**What to work on:**
Edit the items from the first line through the line containing "y-tick-label: 0,03 (49, 9, 74, 24)": change every "x-tick-label" to "horizontal-tick-label" and return those lines otherwise unchanged.

(Element location listings)
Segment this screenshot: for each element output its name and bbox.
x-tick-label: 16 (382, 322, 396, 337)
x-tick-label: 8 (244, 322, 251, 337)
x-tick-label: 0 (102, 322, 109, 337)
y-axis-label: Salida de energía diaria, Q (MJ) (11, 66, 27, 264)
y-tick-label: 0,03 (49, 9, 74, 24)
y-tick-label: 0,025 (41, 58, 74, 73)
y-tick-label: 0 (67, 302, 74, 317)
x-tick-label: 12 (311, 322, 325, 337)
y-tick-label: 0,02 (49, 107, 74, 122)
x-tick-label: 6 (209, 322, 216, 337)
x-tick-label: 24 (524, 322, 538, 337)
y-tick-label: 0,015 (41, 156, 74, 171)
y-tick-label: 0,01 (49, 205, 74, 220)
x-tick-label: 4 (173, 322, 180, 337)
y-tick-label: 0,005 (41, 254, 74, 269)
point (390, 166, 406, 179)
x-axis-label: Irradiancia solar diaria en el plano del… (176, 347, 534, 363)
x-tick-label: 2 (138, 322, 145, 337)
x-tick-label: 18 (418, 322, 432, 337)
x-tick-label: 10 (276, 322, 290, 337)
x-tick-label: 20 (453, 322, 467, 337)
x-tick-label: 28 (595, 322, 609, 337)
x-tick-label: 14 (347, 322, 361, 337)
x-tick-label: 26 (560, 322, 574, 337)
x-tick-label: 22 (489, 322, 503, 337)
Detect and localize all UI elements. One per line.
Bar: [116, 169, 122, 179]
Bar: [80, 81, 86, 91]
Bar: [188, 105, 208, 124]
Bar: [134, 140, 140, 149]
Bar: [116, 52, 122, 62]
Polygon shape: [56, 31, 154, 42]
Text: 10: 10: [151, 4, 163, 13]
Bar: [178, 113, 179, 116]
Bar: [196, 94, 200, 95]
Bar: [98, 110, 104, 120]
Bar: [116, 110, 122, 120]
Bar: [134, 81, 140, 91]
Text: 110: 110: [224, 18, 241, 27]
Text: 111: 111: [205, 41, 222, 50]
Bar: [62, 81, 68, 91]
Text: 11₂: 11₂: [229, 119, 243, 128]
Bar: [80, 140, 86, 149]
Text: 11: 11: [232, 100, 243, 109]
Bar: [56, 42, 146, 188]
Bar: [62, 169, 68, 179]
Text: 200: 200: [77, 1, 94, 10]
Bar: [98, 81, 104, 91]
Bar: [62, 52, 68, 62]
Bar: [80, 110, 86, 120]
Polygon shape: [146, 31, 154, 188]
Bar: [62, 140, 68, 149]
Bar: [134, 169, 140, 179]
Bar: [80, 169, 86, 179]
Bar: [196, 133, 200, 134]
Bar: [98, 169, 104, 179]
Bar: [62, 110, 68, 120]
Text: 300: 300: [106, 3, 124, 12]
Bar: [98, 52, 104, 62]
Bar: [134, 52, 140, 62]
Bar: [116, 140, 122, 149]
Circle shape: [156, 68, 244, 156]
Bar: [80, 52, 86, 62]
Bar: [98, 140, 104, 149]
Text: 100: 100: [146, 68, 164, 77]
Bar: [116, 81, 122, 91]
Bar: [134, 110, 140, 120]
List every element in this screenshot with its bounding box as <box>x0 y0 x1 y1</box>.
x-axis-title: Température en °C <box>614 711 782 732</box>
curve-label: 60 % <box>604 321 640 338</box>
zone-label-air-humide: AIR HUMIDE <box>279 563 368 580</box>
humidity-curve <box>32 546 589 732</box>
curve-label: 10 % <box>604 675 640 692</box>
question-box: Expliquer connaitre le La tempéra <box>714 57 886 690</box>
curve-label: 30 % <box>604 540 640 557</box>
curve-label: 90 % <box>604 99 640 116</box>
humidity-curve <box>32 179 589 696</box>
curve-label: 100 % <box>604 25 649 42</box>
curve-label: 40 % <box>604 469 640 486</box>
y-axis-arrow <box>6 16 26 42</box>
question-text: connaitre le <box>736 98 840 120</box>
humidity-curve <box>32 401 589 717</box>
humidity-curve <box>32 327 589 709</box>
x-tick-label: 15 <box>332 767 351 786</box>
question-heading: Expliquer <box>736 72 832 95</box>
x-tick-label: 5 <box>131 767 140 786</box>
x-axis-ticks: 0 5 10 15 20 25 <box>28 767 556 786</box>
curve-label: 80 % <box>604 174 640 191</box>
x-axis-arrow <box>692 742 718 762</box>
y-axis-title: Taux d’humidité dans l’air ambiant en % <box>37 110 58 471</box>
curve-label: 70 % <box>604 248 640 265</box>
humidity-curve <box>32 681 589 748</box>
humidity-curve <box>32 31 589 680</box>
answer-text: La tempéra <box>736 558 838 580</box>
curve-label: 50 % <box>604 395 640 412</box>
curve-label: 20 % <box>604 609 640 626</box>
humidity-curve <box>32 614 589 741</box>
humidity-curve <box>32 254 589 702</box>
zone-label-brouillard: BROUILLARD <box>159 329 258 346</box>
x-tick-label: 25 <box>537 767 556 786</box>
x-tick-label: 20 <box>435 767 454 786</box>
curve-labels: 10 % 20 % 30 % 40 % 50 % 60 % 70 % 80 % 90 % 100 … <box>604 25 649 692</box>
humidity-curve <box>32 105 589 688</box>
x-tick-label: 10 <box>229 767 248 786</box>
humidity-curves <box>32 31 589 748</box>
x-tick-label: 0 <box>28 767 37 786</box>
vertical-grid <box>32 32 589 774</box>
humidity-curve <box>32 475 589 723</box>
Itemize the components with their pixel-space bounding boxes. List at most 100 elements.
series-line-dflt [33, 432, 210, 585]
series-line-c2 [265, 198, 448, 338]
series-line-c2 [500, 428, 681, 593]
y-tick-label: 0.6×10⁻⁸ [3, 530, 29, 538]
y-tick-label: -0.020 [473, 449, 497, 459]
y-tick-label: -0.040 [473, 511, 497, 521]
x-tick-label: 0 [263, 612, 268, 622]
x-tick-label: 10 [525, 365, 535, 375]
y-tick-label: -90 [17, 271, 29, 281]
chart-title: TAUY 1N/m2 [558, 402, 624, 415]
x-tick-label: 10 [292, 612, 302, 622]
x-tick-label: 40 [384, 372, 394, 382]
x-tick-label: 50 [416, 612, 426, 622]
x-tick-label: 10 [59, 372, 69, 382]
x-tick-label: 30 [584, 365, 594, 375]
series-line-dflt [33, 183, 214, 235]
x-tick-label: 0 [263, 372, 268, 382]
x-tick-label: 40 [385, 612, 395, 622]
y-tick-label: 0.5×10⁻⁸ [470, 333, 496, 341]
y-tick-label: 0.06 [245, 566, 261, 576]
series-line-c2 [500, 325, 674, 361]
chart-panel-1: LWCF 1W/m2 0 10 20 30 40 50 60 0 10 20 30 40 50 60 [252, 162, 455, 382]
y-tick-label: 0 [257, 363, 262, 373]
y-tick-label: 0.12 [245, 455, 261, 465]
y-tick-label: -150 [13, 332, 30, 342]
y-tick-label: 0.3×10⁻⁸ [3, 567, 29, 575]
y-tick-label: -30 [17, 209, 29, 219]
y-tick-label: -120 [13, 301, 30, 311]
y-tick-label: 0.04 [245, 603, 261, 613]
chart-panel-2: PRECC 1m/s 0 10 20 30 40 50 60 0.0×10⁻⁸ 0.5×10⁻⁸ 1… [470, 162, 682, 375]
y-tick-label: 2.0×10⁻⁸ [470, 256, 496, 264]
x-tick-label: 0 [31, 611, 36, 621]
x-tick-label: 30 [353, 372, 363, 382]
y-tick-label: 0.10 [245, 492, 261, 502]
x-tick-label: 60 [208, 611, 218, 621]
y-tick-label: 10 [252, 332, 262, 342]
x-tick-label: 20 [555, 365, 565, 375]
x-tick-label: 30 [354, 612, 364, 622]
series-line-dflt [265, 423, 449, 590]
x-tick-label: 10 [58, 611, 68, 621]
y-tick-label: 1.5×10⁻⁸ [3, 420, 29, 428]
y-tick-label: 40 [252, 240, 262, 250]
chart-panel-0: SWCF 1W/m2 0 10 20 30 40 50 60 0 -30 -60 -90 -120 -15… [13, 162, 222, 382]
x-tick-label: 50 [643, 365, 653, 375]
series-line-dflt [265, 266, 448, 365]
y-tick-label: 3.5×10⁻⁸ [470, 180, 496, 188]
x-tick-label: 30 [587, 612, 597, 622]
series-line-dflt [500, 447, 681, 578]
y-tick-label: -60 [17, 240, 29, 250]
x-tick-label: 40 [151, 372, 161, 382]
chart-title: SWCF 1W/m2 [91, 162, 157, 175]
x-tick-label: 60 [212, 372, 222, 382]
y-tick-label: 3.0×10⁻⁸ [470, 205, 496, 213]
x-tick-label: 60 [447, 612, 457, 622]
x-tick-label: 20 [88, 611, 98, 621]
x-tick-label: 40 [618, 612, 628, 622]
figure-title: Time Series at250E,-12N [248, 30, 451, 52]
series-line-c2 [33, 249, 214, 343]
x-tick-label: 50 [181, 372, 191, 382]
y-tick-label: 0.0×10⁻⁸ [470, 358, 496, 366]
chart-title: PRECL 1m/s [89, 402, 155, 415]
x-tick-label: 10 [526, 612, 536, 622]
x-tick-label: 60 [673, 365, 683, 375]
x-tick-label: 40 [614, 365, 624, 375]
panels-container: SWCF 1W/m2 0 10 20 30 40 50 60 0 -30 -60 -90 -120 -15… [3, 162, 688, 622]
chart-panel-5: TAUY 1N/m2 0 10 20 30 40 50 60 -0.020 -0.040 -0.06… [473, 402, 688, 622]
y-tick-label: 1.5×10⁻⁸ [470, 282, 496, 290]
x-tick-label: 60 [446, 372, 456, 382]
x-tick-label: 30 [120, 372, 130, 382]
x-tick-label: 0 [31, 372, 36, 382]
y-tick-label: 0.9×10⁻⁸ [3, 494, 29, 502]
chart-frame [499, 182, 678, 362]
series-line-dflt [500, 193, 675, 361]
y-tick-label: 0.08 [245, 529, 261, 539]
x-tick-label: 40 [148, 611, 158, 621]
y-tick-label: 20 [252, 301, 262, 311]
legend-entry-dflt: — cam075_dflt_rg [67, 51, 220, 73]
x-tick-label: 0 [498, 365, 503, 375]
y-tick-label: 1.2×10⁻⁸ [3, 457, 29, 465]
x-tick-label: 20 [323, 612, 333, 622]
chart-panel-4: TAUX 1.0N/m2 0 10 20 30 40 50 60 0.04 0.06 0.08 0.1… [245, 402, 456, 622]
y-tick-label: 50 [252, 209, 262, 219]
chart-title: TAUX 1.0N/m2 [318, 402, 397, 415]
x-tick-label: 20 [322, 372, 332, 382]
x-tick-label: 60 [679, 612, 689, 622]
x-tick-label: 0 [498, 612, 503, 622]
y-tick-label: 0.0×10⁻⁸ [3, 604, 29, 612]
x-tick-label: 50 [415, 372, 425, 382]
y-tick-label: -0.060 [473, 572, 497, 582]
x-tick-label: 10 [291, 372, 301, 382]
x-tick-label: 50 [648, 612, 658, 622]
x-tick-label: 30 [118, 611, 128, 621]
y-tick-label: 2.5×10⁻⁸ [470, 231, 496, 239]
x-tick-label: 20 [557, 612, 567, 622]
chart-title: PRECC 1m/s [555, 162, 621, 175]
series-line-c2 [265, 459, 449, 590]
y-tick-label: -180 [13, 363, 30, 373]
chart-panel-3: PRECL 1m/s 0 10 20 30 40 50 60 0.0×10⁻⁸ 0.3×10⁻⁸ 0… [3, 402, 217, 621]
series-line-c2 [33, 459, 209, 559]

**Response:**
Segment this screenshot: for each element output its name and bbox.
horizontal-tick-label: 16 (382, 322, 396, 337)
horizontal-tick-label: 8 (244, 322, 251, 337)
horizontal-tick-label: 0 (102, 322, 109, 337)
y-axis-label: Salida de energía diaria, Q (MJ) (11, 66, 27, 264)
y-tick-label: 0,03 (49, 9, 74, 24)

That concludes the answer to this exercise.